- [Extracted information]

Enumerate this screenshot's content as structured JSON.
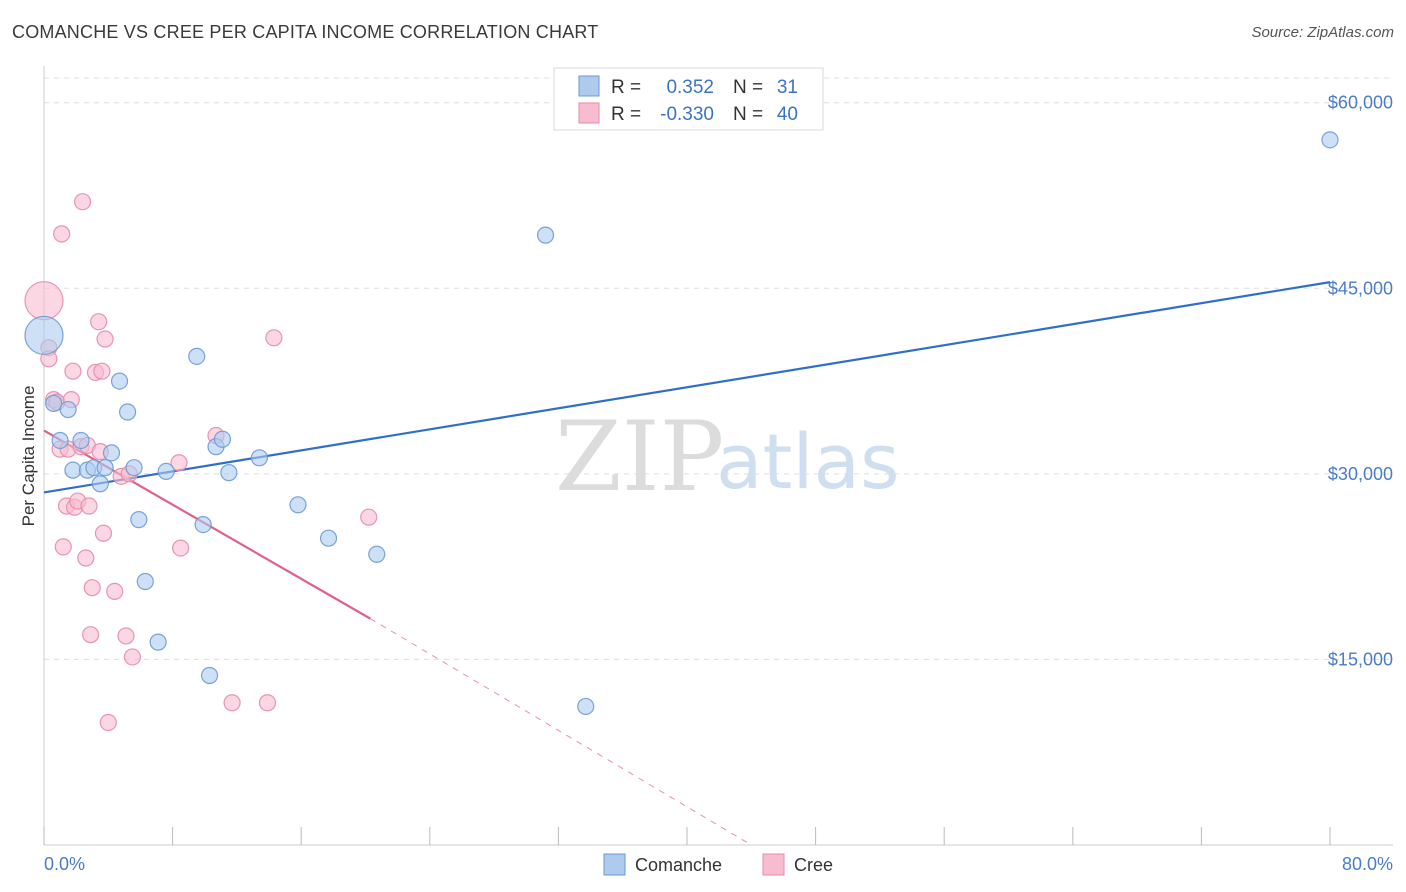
{
  "header": {
    "title": "COMANCHE VS CREE PER CAPITA INCOME CORRELATION CHART",
    "source": "Source: ZipAtlas.com"
  },
  "watermark": {
    "zip": "ZIP",
    "atlas": "atlas"
  },
  "legend": {
    "rows": [
      {
        "r_label": "R =",
        "r_value": "0.352",
        "n_label": "N =",
        "n_value": "31"
      },
      {
        "r_label": "R =",
        "r_value": "-0.330",
        "n_label": "N =",
        "n_value": "40"
      }
    ]
  },
  "colors": {
    "comanche_fill": "#aecbee",
    "comanche_stroke": "#6a9ad8",
    "comanche_line": "#2f6fc9",
    "cree_fill": "#f7bccf",
    "cree_stroke": "#e88aa8",
    "cree_line": "#e0608a",
    "tick_text": "#4a7cc9"
  },
  "chart_data": {
    "type": "scatter",
    "title": "COMANCHE VS CREE PER CAPITA INCOME CORRELATION CHART",
    "xlabel": "",
    "ylabel": "Per Capita Income",
    "xlim": [
      0,
      80
    ],
    "ylim": [
      0,
      62000
    ],
    "x_tick_labels": [
      "0.0%",
      "80.0%"
    ],
    "y_ticks": [
      15000,
      30000,
      45000,
      60000
    ],
    "y_tick_labels": [
      "$15,000",
      "$30,000",
      "$45,000",
      "$60,000"
    ],
    "grid": true,
    "legend_position": "top-center",
    "series": [
      {
        "name": "Comanche",
        "r": 0.352,
        "n": 31,
        "trend": {
          "x": [
            0,
            80
          ],
          "y": [
            28500,
            45500
          ]
        },
        "points": [
          {
            "x": 0.0,
            "y": 41200,
            "big": true
          },
          {
            "x": 0.6,
            "y": 35700
          },
          {
            "x": 1.0,
            "y": 32700
          },
          {
            "x": 1.5,
            "y": 35200
          },
          {
            "x": 1.8,
            "y": 30300
          },
          {
            "x": 2.3,
            "y": 32700
          },
          {
            "x": 2.7,
            "y": 30300
          },
          {
            "x": 3.1,
            "y": 30500
          },
          {
            "x": 3.5,
            "y": 29200
          },
          {
            "x": 3.8,
            "y": 30500
          },
          {
            "x": 4.2,
            "y": 31700
          },
          {
            "x": 4.7,
            "y": 37500
          },
          {
            "x": 5.2,
            "y": 35000
          },
          {
            "x": 5.6,
            "y": 30500
          },
          {
            "x": 5.9,
            "y": 26300
          },
          {
            "x": 6.3,
            "y": 21300
          },
          {
            "x": 7.1,
            "y": 16400
          },
          {
            "x": 7.6,
            "y": 30200
          },
          {
            "x": 9.5,
            "y": 39500
          },
          {
            "x": 9.9,
            "y": 25900
          },
          {
            "x": 10.3,
            "y": 13700
          },
          {
            "x": 10.7,
            "y": 32200
          },
          {
            "x": 11.1,
            "y": 32800
          },
          {
            "x": 11.5,
            "y": 30100
          },
          {
            "x": 13.4,
            "y": 31300
          },
          {
            "x": 15.8,
            "y": 27500
          },
          {
            "x": 17.7,
            "y": 24800
          },
          {
            "x": 20.7,
            "y": 23500
          },
          {
            "x": 31.2,
            "y": 49300
          },
          {
            "x": 33.7,
            "y": 11200
          },
          {
            "x": 80.0,
            "y": 57000
          }
        ]
      },
      {
        "name": "Cree",
        "r": -0.33,
        "n": 40,
        "trend": {
          "x": [
            0,
            20.3
          ],
          "y": [
            33500,
            18300
          ],
          "dash_to": {
            "x": 44,
            "y": 0
          }
        },
        "points": [
          {
            "x": 0.0,
            "y": 44000,
            "big": true
          },
          {
            "x": 0.3,
            "y": 40200
          },
          {
            "x": 0.3,
            "y": 39300
          },
          {
            "x": 0.6,
            "y": 36000
          },
          {
            "x": 0.8,
            "y": 35800
          },
          {
            "x": 1.0,
            "y": 32000
          },
          {
            "x": 1.1,
            "y": 49400
          },
          {
            "x": 1.2,
            "y": 24100
          },
          {
            "x": 1.4,
            "y": 27400
          },
          {
            "x": 1.5,
            "y": 32000
          },
          {
            "x": 1.7,
            "y": 36000
          },
          {
            "x": 1.8,
            "y": 38300
          },
          {
            "x": 1.9,
            "y": 27300
          },
          {
            "x": 2.1,
            "y": 27800
          },
          {
            "x": 2.3,
            "y": 32200
          },
          {
            "x": 2.4,
            "y": 52000
          },
          {
            "x": 2.6,
            "y": 23200
          },
          {
            "x": 2.7,
            "y": 32300
          },
          {
            "x": 2.8,
            "y": 27400
          },
          {
            "x": 2.9,
            "y": 17000
          },
          {
            "x": 3.0,
            "y": 20800
          },
          {
            "x": 3.2,
            "y": 38200
          },
          {
            "x": 3.4,
            "y": 42300
          },
          {
            "x": 3.5,
            "y": 31800
          },
          {
            "x": 3.6,
            "y": 38300
          },
          {
            "x": 3.7,
            "y": 25200
          },
          {
            "x": 3.8,
            "y": 40900
          },
          {
            "x": 4.0,
            "y": 9900
          },
          {
            "x": 4.4,
            "y": 20500
          },
          {
            "x": 4.8,
            "y": 29800
          },
          {
            "x": 5.1,
            "y": 16900
          },
          {
            "x": 5.3,
            "y": 30000
          },
          {
            "x": 5.5,
            "y": 15200
          },
          {
            "x": 8.4,
            "y": 30900
          },
          {
            "x": 8.5,
            "y": 24000
          },
          {
            "x": 10.7,
            "y": 33100
          },
          {
            "x": 11.7,
            "y": 11500
          },
          {
            "x": 13.9,
            "y": 11500
          },
          {
            "x": 14.3,
            "y": 41000
          },
          {
            "x": 20.2,
            "y": 26500
          }
        ]
      }
    ]
  }
}
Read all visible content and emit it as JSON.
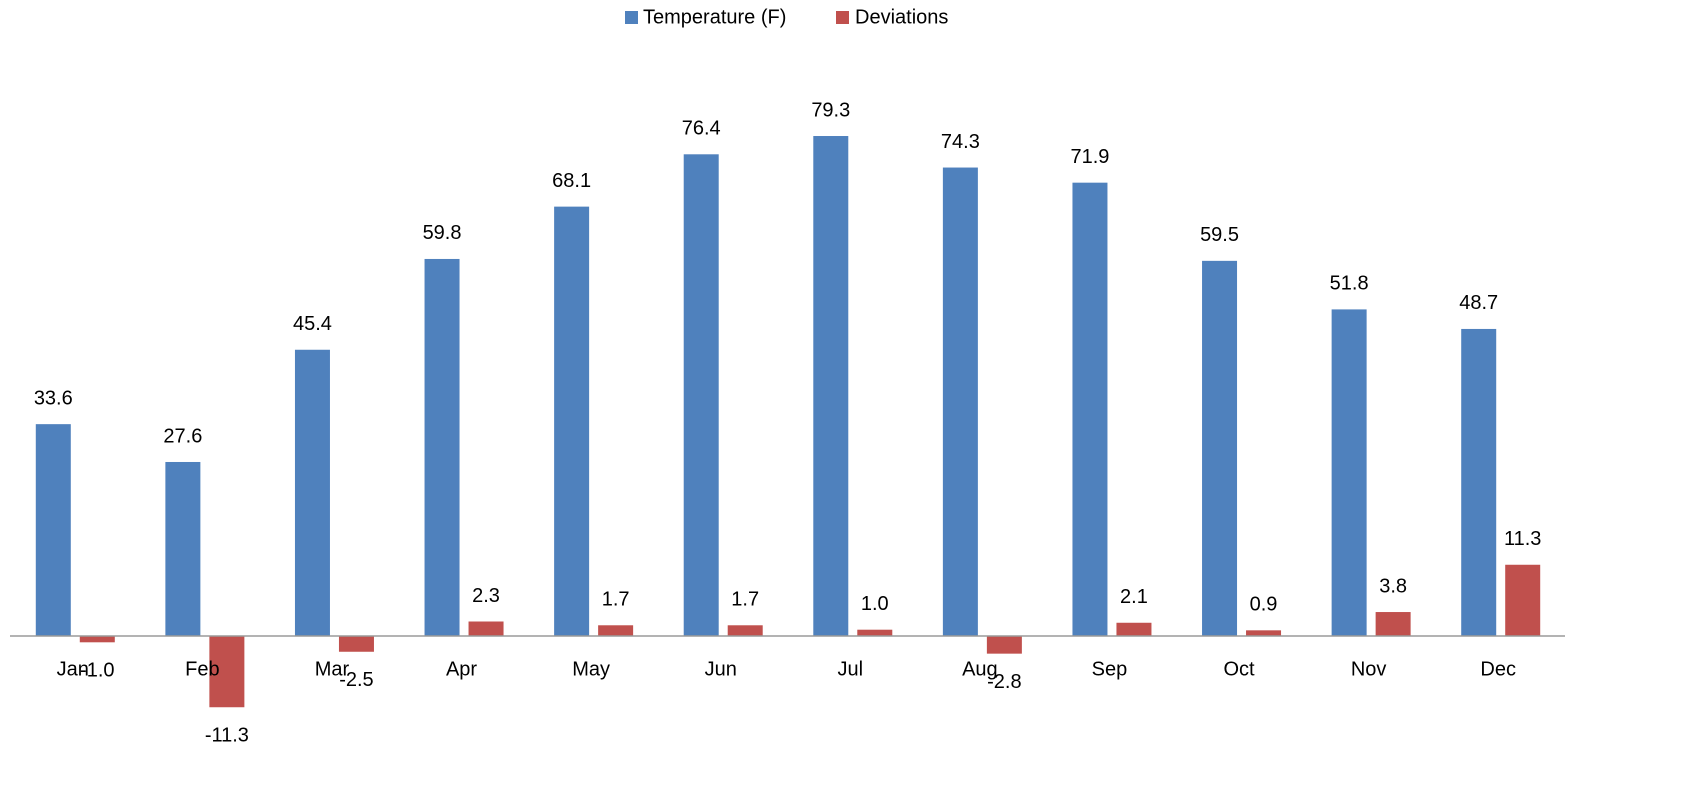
{
  "chart_data": {
    "type": "bar",
    "categories": [
      "Jan",
      "Feb",
      "Mar",
      "Apr",
      "May",
      "Jun",
      "Jul",
      "Aug",
      "Sep",
      "Oct",
      "Nov",
      "Dec"
    ],
    "series": [
      {
        "name": "Temperature (F)",
        "color": "#4f81bd",
        "values": [
          33.6,
          27.6,
          45.4,
          59.8,
          68.1,
          76.4,
          79.3,
          74.3,
          71.9,
          59.5,
          51.8,
          48.7
        ]
      },
      {
        "name": "Deviations",
        "color": "#c0504d",
        "values": [
          -1.0,
          -11.3,
          -2.5,
          2.3,
          1.7,
          1.7,
          1.0,
          -2.8,
          2.1,
          0.9,
          3.8,
          11.3
        ],
        "value_labels": [
          "-1.0",
          "-11.3",
          "-2.5",
          "2.3",
          "1.7",
          "1.7",
          "1.0",
          "-2.8",
          "2.1",
          "0.9",
          "3.8",
          "11.3"
        ]
      }
    ],
    "legend": "top"
  }
}
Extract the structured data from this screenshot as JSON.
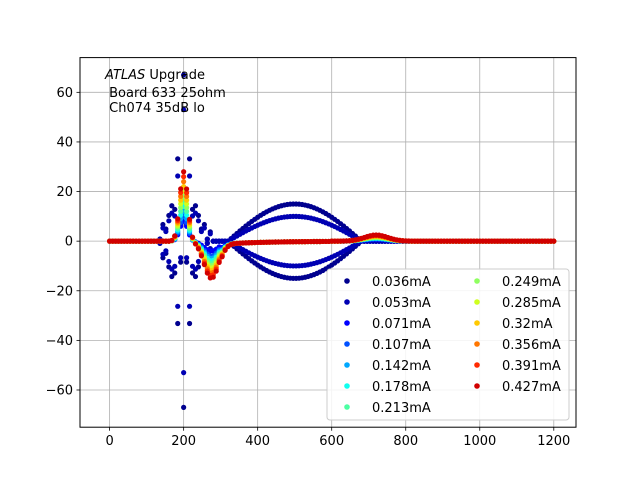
{
  "chart_data": {
    "type": "scatter",
    "title": "",
    "xlabel": "",
    "ylabel": "",
    "xlim": [
      -80,
      1260
    ],
    "ylim": [
      -75,
      74
    ],
    "xticks": [
      0,
      200,
      400,
      600,
      800,
      1000,
      1200
    ],
    "yticks": [
      -60,
      -40,
      -20,
      0,
      20,
      40,
      60
    ],
    "xtick_labels": [
      "0",
      "200",
      "400",
      "600",
      "800",
      "1000",
      "1200"
    ],
    "ytick_labels": [
      "−60",
      "−40",
      "−20",
      "0",
      "20",
      "40",
      "60"
    ],
    "grid": true,
    "legend_position": "lower-right",
    "legend_columns": 2,
    "annotation": {
      "line1_italic": "ATLAS",
      "line1_rest": " Upgrade",
      "line2": " Board 633 25ohm",
      "line3": " Ch074 35dB lo"
    },
    "series": [
      {
        "name": "0.036mA",
        "color": "#00008f",
        "peak": 67,
        "undershoot": -67,
        "plateau": 15,
        "kind": "osc"
      },
      {
        "name": "0.053mA",
        "color": "#0000b3",
        "peak": 53,
        "undershoot": -47,
        "plateau": 10,
        "kind": "osc"
      },
      {
        "name": "0.071mA",
        "color": "#0000ff",
        "peak": 8,
        "undershoot": -4,
        "plateau": 0,
        "kind": "pulse"
      },
      {
        "name": "0.107mA",
        "color": "#0050ff",
        "peak": 10,
        "undershoot": -6,
        "plateau": 0,
        "kind": "pulse"
      },
      {
        "name": "0.142mA",
        "color": "#00a8ff",
        "peak": 12,
        "undershoot": -7,
        "plateau": 0,
        "kind": "pulse"
      },
      {
        "name": "0.178mA",
        "color": "#10ffef",
        "peak": 14,
        "undershoot": -8,
        "plateau": 0,
        "kind": "pulse"
      },
      {
        "name": "0.213mA",
        "color": "#4cffa3",
        "peak": 16,
        "undershoot": -9,
        "plateau": 0,
        "kind": "pulse"
      },
      {
        "name": "0.249mA",
        "color": "#8fff60",
        "peak": 18,
        "undershoot": -10,
        "plateau": 0,
        "kind": "pulse"
      },
      {
        "name": "0.285mA",
        "color": "#cfff1f",
        "peak": 20,
        "undershoot": -11,
        "plateau": 0,
        "kind": "pulse"
      },
      {
        "name": "0.32mA",
        "color": "#ffc900",
        "peak": 22,
        "undershoot": -12,
        "plateau": 0,
        "kind": "pulse"
      },
      {
        "name": "0.356mA",
        "color": "#ff7600",
        "peak": 24,
        "undershoot": -13,
        "plateau": 0,
        "kind": "pulse"
      },
      {
        "name": "0.391mA",
        "color": "#ff2a00",
        "peak": 26,
        "undershoot": -14,
        "plateau": 0,
        "kind": "pulse"
      },
      {
        "name": "0.427mA",
        "color": "#d10000",
        "peak": 28,
        "undershoot": -15,
        "plateau": 0,
        "kind": "pulse"
      }
    ]
  }
}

- [What is asked]
Using the material above, report each line where "screenshot" occurs.

- [The completed task]
Enumerate this screenshot's content as structured JSON.
Extract the structured data from this screenshot as JSON.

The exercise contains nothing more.